## STATED EXERCISE:
Find all lines in the records that include the word "object", and copy them out.

## Dataset entries on figures:
☆ ☆ ☆ ☆ ☆
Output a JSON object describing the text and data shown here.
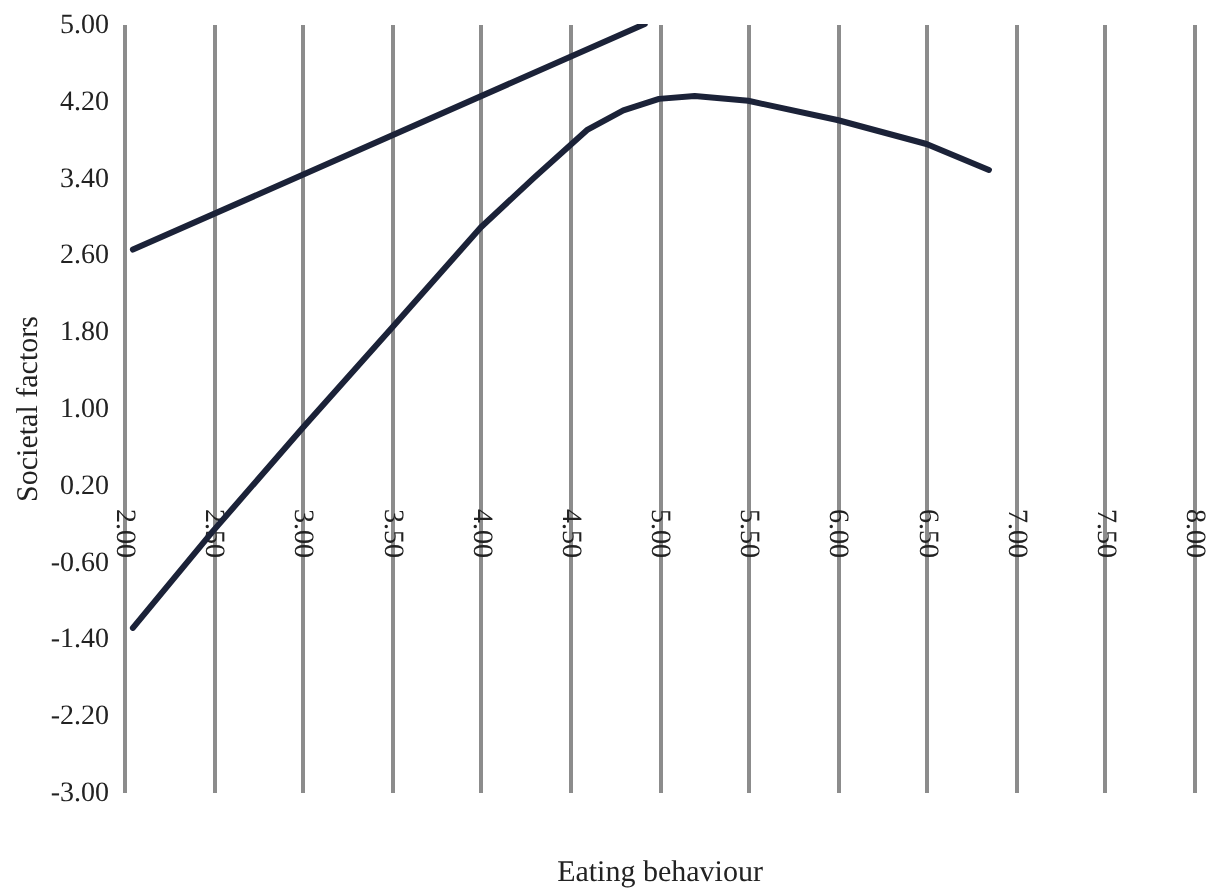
{
  "chart_data": {
    "type": "line",
    "xlabel": "Eating behaviour",
    "ylabel": "Societal factors",
    "xlim": [
      2,
      8
    ],
    "ylim": [
      -3,
      5
    ],
    "xticks": [
      {
        "value": 2,
        "label": "2.00"
      },
      {
        "value": 2.5,
        "label": "2.50"
      },
      {
        "value": 3,
        "label": "3.00"
      },
      {
        "value": 3.5,
        "label": "3.50"
      },
      {
        "value": 4,
        "label": "4.00"
      },
      {
        "value": 4.5,
        "label": "4.50"
      },
      {
        "value": 5,
        "label": "5.00"
      },
      {
        "value": 5.5,
        "label": "5.50"
      },
      {
        "value": 6,
        "label": "6.00"
      },
      {
        "value": 6.5,
        "label": "6.50"
      },
      {
        "value": 7,
        "label": "7.00"
      },
      {
        "value": 7.5,
        "label": "7.50"
      },
      {
        "value": 8,
        "label": "8.00"
      }
    ],
    "yticks": [
      {
        "value": 5,
        "label": "5.00"
      },
      {
        "value": 4.2,
        "label": "4.20"
      },
      {
        "value": 3.4,
        "label": "3.40"
      },
      {
        "value": 2.6,
        "label": "2.60"
      },
      {
        "value": 1.8,
        "label": "1.80"
      },
      {
        "value": 1,
        "label": "1.00"
      },
      {
        "value": 0.2,
        "label": "0.20"
      },
      {
        "value": -0.6,
        "label": "-0.60"
      },
      {
        "value": -1.4,
        "label": "-1.40"
      },
      {
        "value": -2.2,
        "label": "-2.20"
      },
      {
        "value": -3,
        "label": "-3.00"
      }
    ],
    "grid": "x",
    "marker": "none",
    "line_style": "solid",
    "series": [
      {
        "color": "#1b2238",
        "x": [
          2.05,
          4.92
        ],
        "values": [
          2.65,
          5.0
        ]
      },
      {
        "color": "#1b2238",
        "x": [
          2.05,
          2.5,
          3.0,
          3.5,
          4.0,
          4.3,
          4.6,
          4.8,
          5.0,
          5.2,
          5.5,
          6.0,
          6.5,
          6.85
        ],
        "values": [
          -1.29,
          -0.28,
          0.79,
          1.83,
          2.88,
          3.4,
          3.9,
          4.1,
          4.22,
          4.25,
          4.2,
          4.0,
          3.75,
          3.48
        ]
      }
    ]
  }
}
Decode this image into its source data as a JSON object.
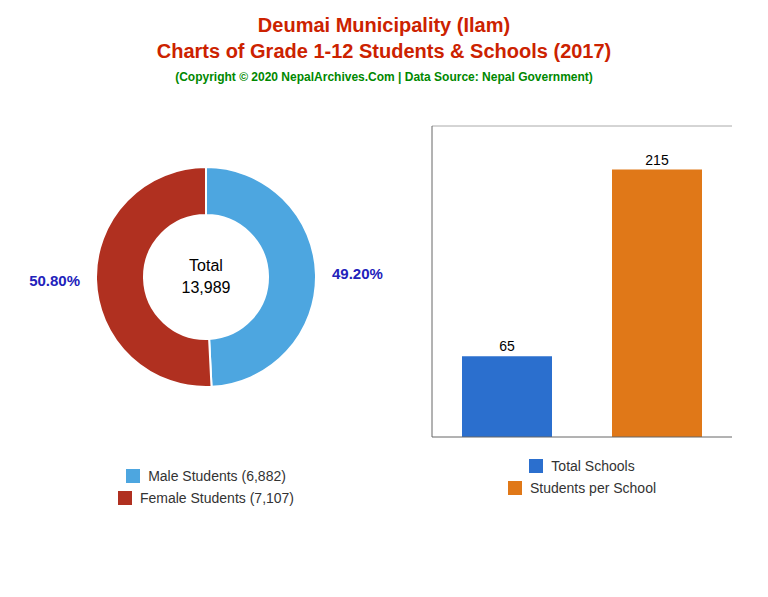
{
  "title": "Deumai Municipality (Ilam)\nCharts of Grade 1-12 Students & Schools (2017)",
  "subtitle": "(Copyright © 2020 NepalArchives.Com | Data Source: Nepal Government)",
  "title_color": "#cc2200",
  "subtitle_color": "#008800",
  "chart_data": [
    {
      "type": "donut",
      "categories": [
        "Male Students (6,882)",
        "Female Students (7,107)"
      ],
      "values": [
        49.2,
        50.8
      ],
      "value_labels": [
        "49.20%",
        "50.80%"
      ],
      "colors": [
        "#4da6e0",
        "#b03020"
      ],
      "data_labels": true,
      "annotations": [
        "Total",
        "13,989"
      ],
      "legend": "bottom"
    },
    {
      "type": "bar",
      "categories": [
        "Total Schools",
        "Students per School"
      ],
      "values": [
        65,
        215
      ],
      "colors": [
        "#2b6fce",
        "#e07818"
      ],
      "ylim": [
        0,
        250
      ],
      "tick_labels": false,
      "data_labels": true,
      "legend": "bottom"
    }
  ]
}
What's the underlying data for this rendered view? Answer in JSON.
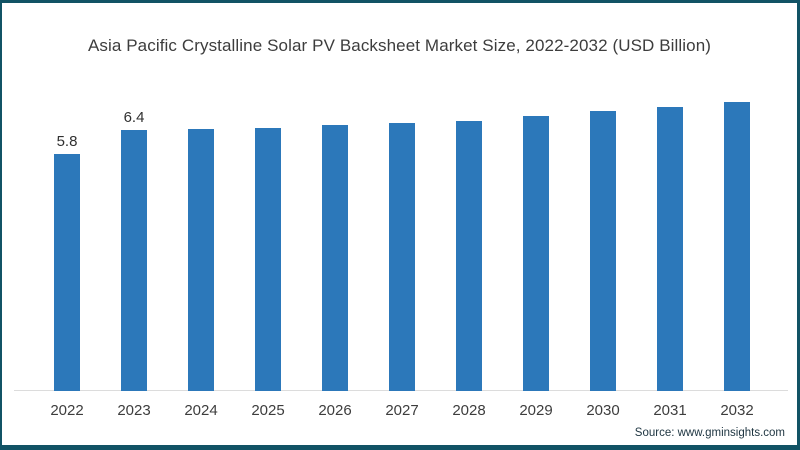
{
  "window": {
    "border_color": "#115365",
    "background_color": "#ffffff"
  },
  "chart_data": {
    "type": "bar",
    "title": "Asia Pacific Crystalline Solar PV Backsheet Market Size, 2022-2032 (USD Billion)",
    "xlabel": "",
    "ylabel": "",
    "categories": [
      "2022",
      "2023",
      "2024",
      "2025",
      "2026",
      "2027",
      "2028",
      "2029",
      "2030",
      "2031",
      "2032"
    ],
    "values": [
      5.8,
      6.4,
      6.42,
      6.45,
      6.52,
      6.58,
      6.62,
      6.73,
      6.86,
      6.95,
      7.08
    ],
    "data_labels": [
      "5.8",
      "6.4",
      "",
      "",
      "",
      "",
      "",
      "",
      "",
      "",
      ""
    ],
    "ylim": [
      0,
      8
    ],
    "grid": false,
    "legend": "none",
    "bar_color": "#2c78ba",
    "axis_line_color": "#dcdcdc"
  },
  "footer": {
    "source_label": "Source: www.gminsights.com"
  }
}
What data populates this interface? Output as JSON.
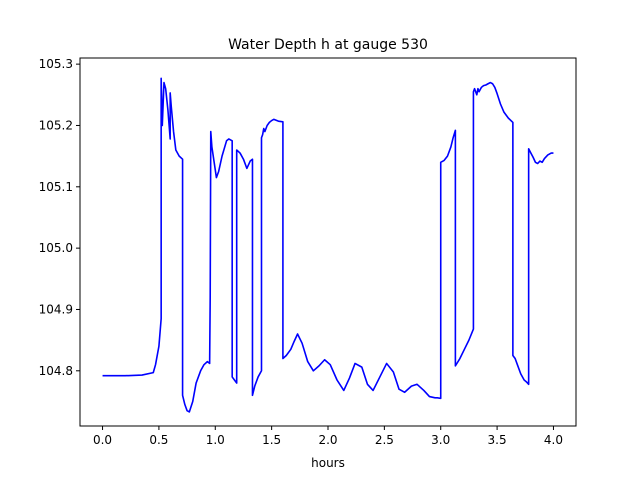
{
  "chart_data": {
    "type": "line",
    "title": "Water Depth h at gauge 530",
    "xlabel": "hours",
    "ylabel": "",
    "xlim": [
      -0.2,
      4.2
    ],
    "ylim": [
      104.71,
      105.31
    ],
    "xticks": [
      0.0,
      0.5,
      1.0,
      1.5,
      2.0,
      2.5,
      3.0,
      3.5,
      4.0
    ],
    "xtick_labels": [
      "0.0",
      "0.5",
      "1.0",
      "1.5",
      "2.0",
      "2.5",
      "3.0",
      "3.5",
      "4.0"
    ],
    "yticks": [
      104.8,
      104.9,
      105.0,
      105.1,
      105.2,
      105.3
    ],
    "ytick_labels": [
      "104.8",
      "104.9",
      "105.0",
      "105.1",
      "105.2",
      "105.3"
    ],
    "grid": false,
    "series": [
      {
        "color": "#0000ff",
        "x": [
          0.0,
          0.2,
          0.35,
          0.45,
          0.47,
          0.5,
          0.52,
          0.52,
          0.53,
          0.545,
          0.56,
          0.58,
          0.6,
          0.6,
          0.61,
          0.63,
          0.65,
          0.68,
          0.71,
          0.71,
          0.73,
          0.75,
          0.77,
          0.8,
          0.83,
          0.87,
          0.9,
          0.93,
          0.95,
          0.955,
          0.96,
          0.97,
          0.99,
          1.01,
          1.03,
          1.06,
          1.1,
          1.12,
          1.15,
          1.15,
          1.17,
          1.19,
          1.19,
          1.22,
          1.25,
          1.28,
          1.31,
          1.33,
          1.33,
          1.35,
          1.38,
          1.41,
          1.41,
          1.42,
          1.43,
          1.44,
          1.46,
          1.48,
          1.5,
          1.52,
          1.56,
          1.6,
          1.6,
          1.63,
          1.67,
          1.7,
          1.73,
          1.77,
          1.82,
          1.87,
          1.92,
          1.97,
          2.02,
          2.08,
          2.14,
          2.19,
          2.24,
          2.3,
          2.35,
          2.4,
          2.46,
          2.52,
          2.58,
          2.63,
          2.68,
          2.74,
          2.79,
          2.85,
          2.9,
          2.95,
          2.97,
          3.0,
          3.0,
          3.03,
          3.06,
          3.09,
          3.11,
          3.13,
          3.13,
          3.17,
          3.21,
          3.25,
          3.29,
          3.29,
          3.3,
          3.32,
          3.33,
          3.34,
          3.36,
          3.38,
          3.4,
          3.42,
          3.44,
          3.46,
          3.48,
          3.5,
          3.53,
          3.56,
          3.6,
          3.64,
          3.64,
          3.66,
          3.68,
          3.71,
          3.74,
          3.76,
          3.78,
          3.78,
          3.8,
          3.82,
          3.84,
          3.86,
          3.88,
          3.9,
          3.92,
          3.95,
          3.98,
          4.0
        ],
        "y": [
          104.792,
          104.792,
          104.793,
          104.797,
          104.81,
          104.84,
          104.885,
          105.277,
          105.2,
          105.27,
          105.26,
          105.225,
          105.178,
          105.253,
          105.23,
          105.19,
          105.16,
          105.15,
          105.145,
          104.76,
          104.745,
          104.735,
          104.733,
          104.75,
          104.78,
          104.8,
          104.81,
          104.815,
          104.812,
          104.92,
          105.19,
          105.165,
          105.14,
          105.115,
          105.125,
          105.15,
          105.175,
          105.178,
          105.175,
          104.79,
          104.785,
          104.78,
          105.16,
          105.155,
          105.145,
          105.13,
          105.142,
          105.145,
          104.76,
          104.775,
          104.79,
          104.8,
          105.18,
          105.185,
          105.195,
          105.19,
          105.2,
          105.205,
          105.208,
          105.21,
          105.207,
          105.206,
          104.82,
          104.825,
          104.835,
          104.848,
          104.86,
          104.845,
          104.815,
          104.8,
          104.808,
          104.818,
          104.81,
          104.785,
          104.768,
          104.788,
          104.812,
          104.806,
          104.778,
          104.768,
          104.79,
          104.812,
          104.798,
          104.77,
          104.765,
          104.775,
          104.778,
          104.768,
          104.758,
          104.756,
          104.756,
          104.755,
          105.14,
          105.143,
          105.15,
          105.165,
          105.18,
          105.192,
          104.808,
          104.82,
          104.835,
          104.85,
          104.868,
          105.255,
          105.26,
          105.25,
          105.26,
          105.255,
          105.262,
          105.265,
          105.266,
          105.268,
          105.27,
          105.268,
          105.262,
          105.252,
          105.235,
          105.222,
          105.212,
          105.205,
          104.825,
          104.82,
          104.81,
          104.795,
          104.785,
          104.782,
          104.778,
          105.162,
          105.155,
          105.148,
          105.14,
          105.138,
          105.142,
          105.14,
          105.146,
          105.152,
          105.155,
          105.155
        ]
      }
    ]
  }
}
☆ ☆ ☆ ☆ ☆
## REPLY:
Output a JSON object describing the text and data shown here.
Decode this image into its source data as a JSON object.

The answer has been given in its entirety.